Your answer should be a single number: the count of lines that hold the word "first".

[begin Data shown]

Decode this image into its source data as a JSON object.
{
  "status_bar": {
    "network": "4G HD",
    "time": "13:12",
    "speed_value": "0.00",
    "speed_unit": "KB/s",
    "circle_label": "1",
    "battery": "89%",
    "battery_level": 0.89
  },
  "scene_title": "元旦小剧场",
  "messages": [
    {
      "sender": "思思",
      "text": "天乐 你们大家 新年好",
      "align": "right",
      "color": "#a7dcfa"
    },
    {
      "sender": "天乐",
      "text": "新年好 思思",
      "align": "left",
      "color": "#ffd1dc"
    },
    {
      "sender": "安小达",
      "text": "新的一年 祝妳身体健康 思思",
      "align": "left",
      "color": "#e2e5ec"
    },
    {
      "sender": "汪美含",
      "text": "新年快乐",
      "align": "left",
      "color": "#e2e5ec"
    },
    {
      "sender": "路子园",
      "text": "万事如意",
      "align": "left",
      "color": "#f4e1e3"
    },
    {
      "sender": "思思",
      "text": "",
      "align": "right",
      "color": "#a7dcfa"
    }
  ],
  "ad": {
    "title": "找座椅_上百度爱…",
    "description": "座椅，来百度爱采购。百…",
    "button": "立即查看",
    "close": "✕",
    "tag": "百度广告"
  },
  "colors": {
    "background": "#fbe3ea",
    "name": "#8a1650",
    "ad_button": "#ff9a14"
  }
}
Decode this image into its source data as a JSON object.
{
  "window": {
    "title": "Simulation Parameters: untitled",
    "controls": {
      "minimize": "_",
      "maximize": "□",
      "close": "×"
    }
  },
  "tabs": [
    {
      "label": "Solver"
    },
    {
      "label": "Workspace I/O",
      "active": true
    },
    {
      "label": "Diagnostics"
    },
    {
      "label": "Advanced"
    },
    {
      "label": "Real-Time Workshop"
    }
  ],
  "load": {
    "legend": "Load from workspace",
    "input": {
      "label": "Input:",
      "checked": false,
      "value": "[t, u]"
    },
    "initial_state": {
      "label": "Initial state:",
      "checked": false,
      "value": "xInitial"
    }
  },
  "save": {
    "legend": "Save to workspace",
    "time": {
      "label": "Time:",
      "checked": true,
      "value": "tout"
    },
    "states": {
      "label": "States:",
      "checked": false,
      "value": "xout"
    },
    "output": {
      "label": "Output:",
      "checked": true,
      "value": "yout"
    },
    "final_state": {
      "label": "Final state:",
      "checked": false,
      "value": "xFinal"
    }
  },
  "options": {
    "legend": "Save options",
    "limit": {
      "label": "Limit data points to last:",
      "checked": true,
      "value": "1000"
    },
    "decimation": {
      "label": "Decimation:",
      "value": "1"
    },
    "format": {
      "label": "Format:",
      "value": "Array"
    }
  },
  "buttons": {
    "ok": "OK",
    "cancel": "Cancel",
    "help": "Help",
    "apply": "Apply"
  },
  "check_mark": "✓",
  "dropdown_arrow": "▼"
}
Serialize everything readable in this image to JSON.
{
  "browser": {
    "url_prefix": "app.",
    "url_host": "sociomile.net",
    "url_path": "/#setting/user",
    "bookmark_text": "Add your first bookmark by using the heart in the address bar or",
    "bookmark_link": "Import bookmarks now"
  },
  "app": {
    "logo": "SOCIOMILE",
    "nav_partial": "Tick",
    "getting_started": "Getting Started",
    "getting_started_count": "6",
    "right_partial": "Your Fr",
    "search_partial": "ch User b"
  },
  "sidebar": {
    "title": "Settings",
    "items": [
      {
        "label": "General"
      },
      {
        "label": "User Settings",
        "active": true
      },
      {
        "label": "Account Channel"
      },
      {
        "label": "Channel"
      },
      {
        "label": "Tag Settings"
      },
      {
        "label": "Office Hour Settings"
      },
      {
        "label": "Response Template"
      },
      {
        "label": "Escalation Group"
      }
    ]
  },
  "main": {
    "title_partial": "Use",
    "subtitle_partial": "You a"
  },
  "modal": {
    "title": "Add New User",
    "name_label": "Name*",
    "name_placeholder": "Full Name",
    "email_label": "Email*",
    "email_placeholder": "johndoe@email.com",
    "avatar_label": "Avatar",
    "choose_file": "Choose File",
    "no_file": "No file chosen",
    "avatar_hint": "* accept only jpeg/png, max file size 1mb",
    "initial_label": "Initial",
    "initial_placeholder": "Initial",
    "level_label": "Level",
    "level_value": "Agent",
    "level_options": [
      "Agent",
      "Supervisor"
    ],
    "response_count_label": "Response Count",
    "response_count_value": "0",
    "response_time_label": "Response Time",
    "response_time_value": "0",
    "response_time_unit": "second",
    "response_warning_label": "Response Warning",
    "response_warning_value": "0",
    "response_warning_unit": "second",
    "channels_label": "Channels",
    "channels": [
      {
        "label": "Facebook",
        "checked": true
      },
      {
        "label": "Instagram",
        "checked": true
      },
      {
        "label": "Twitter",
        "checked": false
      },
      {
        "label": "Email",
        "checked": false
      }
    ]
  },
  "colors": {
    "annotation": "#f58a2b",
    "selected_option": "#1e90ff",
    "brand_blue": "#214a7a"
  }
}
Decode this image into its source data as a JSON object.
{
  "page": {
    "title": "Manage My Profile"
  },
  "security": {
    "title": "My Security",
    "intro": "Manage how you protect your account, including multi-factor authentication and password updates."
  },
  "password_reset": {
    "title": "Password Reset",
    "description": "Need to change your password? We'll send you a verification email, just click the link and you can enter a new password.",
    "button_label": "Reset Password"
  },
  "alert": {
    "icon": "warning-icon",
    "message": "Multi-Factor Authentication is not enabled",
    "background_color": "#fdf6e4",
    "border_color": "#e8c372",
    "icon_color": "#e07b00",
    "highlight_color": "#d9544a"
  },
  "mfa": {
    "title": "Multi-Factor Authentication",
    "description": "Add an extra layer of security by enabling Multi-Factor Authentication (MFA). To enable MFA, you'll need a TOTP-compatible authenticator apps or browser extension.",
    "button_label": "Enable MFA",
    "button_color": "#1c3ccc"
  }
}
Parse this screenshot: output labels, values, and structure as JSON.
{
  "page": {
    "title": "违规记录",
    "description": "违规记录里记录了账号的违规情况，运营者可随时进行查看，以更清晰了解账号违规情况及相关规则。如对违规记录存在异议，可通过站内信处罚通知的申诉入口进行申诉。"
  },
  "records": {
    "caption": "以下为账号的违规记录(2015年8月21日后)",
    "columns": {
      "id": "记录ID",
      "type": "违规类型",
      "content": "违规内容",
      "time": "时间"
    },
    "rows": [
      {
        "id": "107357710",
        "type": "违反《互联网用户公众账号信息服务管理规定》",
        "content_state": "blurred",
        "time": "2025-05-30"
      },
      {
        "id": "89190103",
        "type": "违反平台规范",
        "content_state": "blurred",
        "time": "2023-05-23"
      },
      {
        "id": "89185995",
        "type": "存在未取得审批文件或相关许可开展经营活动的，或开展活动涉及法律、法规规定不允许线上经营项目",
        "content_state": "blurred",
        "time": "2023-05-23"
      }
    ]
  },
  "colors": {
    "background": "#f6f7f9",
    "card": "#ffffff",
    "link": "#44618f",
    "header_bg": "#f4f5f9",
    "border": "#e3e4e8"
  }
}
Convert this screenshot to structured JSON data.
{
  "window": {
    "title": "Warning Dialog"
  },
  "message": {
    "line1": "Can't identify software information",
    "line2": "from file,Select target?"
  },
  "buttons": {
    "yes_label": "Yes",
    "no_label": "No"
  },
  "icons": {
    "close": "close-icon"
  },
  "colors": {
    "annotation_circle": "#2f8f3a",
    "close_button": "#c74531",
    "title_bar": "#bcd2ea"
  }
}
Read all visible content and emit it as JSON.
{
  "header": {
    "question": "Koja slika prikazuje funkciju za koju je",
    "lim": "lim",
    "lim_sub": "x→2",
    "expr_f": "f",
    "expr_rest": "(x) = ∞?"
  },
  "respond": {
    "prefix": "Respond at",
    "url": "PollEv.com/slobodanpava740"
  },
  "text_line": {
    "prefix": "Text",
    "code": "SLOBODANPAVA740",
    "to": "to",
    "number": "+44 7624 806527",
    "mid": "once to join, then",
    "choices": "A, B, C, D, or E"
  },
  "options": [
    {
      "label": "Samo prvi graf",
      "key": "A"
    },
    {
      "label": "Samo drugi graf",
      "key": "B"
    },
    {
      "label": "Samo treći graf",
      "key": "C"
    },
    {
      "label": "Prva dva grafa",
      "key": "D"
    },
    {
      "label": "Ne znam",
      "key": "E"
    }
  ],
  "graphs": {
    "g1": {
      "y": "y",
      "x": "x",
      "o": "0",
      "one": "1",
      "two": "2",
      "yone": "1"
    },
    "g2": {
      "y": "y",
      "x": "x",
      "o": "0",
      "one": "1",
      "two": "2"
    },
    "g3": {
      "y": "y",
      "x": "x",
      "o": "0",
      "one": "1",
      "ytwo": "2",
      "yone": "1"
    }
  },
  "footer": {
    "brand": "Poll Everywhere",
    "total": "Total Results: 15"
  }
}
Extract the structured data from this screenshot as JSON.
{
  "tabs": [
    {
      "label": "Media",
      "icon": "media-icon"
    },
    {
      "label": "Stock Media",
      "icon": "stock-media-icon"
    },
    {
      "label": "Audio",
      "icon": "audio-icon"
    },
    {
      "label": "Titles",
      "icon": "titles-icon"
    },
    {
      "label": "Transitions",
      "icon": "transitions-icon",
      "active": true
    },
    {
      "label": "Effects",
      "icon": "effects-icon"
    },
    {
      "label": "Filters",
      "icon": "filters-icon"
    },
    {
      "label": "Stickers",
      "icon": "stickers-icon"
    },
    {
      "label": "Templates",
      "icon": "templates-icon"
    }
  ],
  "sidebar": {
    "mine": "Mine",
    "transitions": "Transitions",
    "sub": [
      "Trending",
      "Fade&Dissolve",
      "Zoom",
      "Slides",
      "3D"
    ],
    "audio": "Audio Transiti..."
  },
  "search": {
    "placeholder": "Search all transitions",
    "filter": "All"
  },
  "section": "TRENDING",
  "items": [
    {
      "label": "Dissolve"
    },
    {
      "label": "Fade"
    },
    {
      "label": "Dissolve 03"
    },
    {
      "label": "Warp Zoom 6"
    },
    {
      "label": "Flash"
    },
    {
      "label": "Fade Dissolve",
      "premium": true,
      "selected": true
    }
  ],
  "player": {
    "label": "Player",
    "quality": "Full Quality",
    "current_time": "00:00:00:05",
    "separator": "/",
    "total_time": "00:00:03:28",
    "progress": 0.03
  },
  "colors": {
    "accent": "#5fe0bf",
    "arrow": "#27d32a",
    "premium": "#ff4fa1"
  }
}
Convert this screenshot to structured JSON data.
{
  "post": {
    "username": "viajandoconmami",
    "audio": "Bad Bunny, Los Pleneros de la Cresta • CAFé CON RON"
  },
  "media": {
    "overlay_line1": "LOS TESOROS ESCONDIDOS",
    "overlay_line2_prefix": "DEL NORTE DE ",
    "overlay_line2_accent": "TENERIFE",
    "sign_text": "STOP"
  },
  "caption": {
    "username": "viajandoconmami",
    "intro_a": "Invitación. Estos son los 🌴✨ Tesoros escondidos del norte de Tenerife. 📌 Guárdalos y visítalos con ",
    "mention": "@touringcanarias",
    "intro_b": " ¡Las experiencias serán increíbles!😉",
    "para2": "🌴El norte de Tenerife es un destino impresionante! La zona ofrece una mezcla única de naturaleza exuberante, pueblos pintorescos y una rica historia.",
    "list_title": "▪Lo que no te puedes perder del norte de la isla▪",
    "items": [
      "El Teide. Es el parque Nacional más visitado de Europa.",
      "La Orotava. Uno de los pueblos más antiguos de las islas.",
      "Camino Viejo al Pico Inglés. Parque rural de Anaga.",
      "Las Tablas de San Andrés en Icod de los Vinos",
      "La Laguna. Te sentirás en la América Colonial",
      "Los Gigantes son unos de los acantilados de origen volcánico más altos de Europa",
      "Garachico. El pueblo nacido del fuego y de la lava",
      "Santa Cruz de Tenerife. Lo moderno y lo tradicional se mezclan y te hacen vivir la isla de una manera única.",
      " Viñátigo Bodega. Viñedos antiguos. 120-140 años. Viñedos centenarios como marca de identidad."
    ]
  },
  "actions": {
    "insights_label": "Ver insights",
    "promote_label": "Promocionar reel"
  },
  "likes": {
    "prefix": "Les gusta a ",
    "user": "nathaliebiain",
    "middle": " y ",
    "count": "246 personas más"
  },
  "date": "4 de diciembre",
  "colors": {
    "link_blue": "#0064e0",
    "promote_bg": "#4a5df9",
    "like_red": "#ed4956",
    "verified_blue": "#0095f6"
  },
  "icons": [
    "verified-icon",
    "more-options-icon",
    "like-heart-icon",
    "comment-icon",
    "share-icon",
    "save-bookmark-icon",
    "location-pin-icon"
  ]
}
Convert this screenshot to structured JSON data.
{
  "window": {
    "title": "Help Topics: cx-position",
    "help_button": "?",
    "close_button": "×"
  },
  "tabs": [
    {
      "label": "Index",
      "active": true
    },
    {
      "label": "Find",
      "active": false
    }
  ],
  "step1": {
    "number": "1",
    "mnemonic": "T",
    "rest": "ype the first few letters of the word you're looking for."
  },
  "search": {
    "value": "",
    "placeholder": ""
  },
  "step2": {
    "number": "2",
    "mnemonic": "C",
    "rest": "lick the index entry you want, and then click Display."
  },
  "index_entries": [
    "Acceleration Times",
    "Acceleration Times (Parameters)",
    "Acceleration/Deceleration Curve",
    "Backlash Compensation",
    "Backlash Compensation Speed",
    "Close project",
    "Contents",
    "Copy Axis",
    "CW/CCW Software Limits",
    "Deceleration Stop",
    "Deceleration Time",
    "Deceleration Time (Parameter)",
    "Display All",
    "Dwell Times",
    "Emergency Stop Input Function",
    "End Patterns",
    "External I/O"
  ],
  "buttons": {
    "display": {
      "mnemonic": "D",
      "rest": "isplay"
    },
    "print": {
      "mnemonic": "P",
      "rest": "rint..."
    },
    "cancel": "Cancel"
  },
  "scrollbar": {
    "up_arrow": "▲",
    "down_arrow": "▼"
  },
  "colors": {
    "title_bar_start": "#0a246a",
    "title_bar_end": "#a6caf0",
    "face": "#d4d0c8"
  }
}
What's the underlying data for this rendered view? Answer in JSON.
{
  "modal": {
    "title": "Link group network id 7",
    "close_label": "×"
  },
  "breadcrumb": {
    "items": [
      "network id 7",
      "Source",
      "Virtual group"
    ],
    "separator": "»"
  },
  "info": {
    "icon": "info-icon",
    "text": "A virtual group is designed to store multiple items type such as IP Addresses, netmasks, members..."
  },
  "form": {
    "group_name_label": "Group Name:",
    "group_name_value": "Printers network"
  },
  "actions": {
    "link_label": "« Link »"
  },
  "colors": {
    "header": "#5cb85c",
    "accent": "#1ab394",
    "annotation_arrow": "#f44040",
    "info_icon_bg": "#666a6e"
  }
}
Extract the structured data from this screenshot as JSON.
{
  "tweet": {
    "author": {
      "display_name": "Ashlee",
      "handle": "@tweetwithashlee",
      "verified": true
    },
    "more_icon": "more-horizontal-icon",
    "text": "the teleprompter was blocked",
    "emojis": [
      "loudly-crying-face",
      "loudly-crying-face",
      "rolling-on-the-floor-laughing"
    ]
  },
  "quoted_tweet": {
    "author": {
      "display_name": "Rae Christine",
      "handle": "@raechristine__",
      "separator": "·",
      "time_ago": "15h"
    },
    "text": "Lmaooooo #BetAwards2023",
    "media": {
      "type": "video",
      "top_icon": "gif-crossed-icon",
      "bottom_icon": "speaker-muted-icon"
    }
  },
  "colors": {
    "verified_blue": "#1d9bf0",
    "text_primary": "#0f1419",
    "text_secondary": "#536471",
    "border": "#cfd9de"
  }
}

[end Data shown]

Correct result.
2